Entries shown »
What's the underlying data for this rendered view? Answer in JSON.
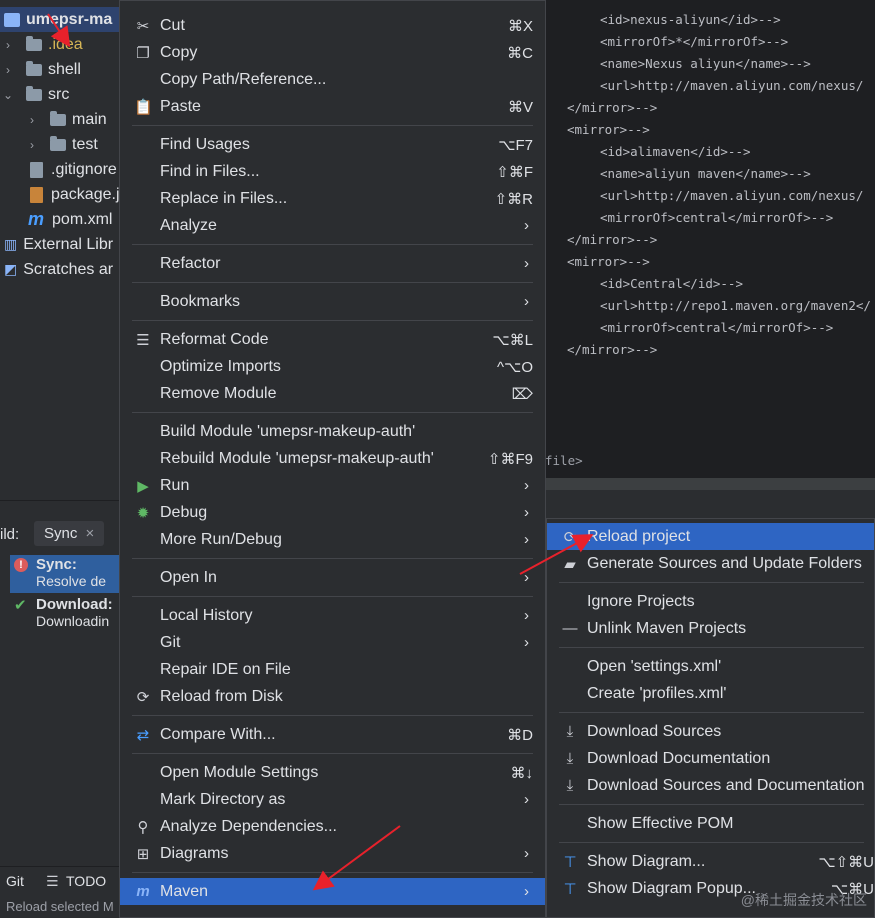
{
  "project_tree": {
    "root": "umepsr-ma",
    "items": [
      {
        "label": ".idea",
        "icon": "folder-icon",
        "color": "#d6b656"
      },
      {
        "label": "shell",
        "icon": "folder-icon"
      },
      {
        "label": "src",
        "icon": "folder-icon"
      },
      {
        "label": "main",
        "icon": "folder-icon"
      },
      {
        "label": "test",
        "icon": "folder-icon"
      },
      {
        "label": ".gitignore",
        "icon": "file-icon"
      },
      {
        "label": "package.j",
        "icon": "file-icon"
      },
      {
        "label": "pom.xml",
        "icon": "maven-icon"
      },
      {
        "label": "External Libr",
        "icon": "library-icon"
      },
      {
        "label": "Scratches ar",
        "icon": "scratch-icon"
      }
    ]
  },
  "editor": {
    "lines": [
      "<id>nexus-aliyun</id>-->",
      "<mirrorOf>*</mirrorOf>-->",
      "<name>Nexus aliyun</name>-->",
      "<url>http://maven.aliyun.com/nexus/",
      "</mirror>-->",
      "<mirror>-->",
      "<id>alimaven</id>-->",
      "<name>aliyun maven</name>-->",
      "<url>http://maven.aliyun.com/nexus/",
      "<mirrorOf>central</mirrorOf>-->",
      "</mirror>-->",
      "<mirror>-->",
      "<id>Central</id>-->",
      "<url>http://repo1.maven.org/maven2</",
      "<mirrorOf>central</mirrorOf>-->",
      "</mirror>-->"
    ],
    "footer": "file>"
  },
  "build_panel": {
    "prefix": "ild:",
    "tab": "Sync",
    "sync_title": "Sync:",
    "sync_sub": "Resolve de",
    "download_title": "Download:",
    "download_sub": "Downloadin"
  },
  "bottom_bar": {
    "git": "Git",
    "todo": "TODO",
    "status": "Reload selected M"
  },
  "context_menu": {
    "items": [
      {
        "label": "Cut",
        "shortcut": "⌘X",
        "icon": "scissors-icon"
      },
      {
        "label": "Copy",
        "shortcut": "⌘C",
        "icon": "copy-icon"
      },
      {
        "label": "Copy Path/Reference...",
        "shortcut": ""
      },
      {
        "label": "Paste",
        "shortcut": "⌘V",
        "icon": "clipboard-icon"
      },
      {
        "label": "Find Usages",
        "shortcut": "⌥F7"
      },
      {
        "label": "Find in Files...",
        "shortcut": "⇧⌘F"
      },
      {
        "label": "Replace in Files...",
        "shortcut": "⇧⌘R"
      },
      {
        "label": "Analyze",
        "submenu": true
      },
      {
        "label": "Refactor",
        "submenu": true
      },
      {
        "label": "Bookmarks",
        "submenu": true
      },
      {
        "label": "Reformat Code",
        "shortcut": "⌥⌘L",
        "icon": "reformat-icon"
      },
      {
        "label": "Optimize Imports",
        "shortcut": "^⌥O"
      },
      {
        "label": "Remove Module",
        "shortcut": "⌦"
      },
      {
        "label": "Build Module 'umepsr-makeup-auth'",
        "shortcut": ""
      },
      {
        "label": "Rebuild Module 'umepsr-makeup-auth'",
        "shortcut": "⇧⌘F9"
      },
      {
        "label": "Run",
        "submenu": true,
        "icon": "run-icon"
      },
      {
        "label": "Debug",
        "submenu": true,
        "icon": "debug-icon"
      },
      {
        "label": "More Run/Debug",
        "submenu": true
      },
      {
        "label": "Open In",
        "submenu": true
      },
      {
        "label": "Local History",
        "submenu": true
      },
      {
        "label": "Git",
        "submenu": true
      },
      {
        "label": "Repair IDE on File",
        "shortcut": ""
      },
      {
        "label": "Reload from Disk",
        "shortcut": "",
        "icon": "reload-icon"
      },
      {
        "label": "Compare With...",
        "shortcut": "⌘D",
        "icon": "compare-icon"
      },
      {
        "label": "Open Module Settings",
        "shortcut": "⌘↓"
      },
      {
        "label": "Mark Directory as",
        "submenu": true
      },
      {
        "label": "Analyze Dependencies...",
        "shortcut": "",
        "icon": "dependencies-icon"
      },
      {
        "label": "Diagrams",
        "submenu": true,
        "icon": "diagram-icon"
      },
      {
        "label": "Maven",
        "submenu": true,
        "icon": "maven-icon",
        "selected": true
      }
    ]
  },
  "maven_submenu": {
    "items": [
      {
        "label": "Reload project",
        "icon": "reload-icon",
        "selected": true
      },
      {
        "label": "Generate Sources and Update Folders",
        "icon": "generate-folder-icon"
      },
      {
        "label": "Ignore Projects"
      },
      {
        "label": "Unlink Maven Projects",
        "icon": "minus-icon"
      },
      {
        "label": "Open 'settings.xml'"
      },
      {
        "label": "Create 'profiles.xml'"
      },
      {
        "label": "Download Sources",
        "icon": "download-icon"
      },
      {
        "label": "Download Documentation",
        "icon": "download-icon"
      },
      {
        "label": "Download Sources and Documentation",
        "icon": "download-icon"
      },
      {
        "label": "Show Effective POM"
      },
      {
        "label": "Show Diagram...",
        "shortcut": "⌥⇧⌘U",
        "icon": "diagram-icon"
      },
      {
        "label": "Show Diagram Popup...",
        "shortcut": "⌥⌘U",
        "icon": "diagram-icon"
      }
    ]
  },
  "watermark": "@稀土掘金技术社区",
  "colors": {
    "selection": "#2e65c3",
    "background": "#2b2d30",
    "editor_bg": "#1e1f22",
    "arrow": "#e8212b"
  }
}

==

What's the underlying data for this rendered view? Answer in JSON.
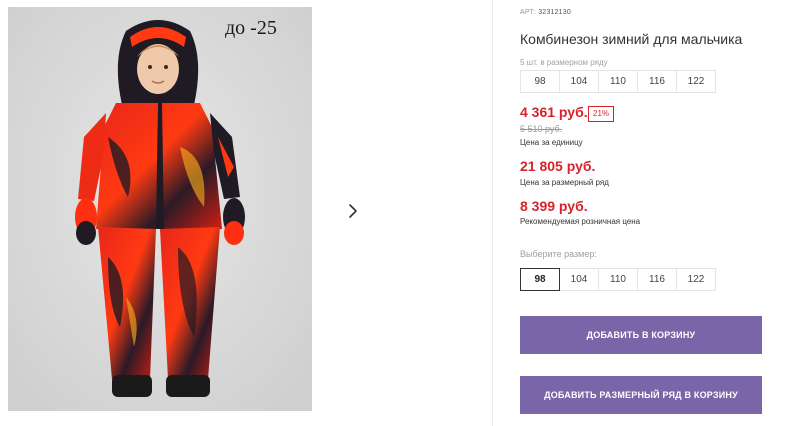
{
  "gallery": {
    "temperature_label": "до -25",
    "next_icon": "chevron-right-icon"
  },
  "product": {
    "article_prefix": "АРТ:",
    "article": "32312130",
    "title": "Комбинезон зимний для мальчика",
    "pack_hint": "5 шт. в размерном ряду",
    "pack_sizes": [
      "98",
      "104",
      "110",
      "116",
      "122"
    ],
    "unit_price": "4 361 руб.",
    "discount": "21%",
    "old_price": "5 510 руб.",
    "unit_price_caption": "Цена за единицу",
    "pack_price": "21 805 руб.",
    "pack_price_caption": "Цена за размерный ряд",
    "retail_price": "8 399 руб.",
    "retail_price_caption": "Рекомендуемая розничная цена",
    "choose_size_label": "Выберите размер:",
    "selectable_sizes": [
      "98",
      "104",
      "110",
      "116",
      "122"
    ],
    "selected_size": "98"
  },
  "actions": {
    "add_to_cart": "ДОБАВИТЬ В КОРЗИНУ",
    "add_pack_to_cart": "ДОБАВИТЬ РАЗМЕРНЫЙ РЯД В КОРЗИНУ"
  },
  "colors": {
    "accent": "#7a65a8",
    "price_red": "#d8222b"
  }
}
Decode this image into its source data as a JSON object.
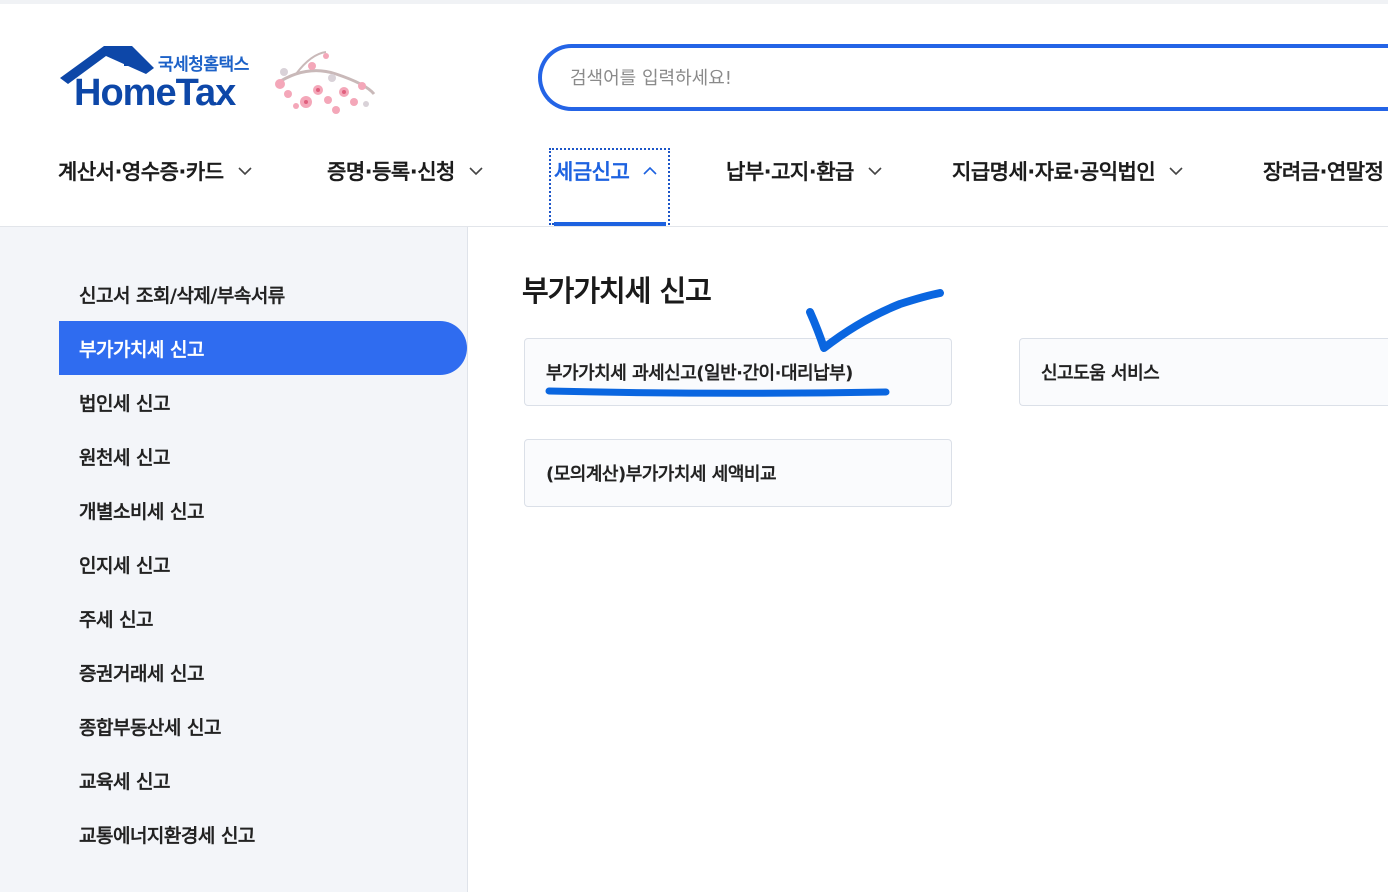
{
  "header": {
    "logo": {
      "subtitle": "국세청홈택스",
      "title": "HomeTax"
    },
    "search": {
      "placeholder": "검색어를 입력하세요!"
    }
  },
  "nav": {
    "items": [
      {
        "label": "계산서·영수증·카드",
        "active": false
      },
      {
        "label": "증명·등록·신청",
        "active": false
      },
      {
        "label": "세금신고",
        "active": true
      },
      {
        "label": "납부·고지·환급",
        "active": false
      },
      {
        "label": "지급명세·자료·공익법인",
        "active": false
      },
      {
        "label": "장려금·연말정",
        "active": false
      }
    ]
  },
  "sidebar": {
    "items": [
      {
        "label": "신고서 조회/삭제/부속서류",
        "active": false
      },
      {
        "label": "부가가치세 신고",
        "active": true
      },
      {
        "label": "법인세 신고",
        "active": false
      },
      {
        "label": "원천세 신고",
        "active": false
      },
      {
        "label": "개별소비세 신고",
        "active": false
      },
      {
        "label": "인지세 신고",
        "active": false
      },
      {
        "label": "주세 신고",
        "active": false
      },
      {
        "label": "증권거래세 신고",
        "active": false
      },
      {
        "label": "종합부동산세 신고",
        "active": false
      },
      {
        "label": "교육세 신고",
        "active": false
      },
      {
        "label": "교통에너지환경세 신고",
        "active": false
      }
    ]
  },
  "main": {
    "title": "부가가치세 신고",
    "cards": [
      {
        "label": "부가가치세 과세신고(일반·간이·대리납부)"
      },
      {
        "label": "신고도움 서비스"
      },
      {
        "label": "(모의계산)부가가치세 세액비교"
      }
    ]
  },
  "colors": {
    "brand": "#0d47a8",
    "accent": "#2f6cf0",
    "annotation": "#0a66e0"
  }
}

What you will do »
Search the records above for "makeup". Copy each line where it is found.

Answer to the task »
        "label": "Build Module 'umepsr-makeup-auth'",
        "label": "Rebuild Module 'umepsr-makeup-auth'",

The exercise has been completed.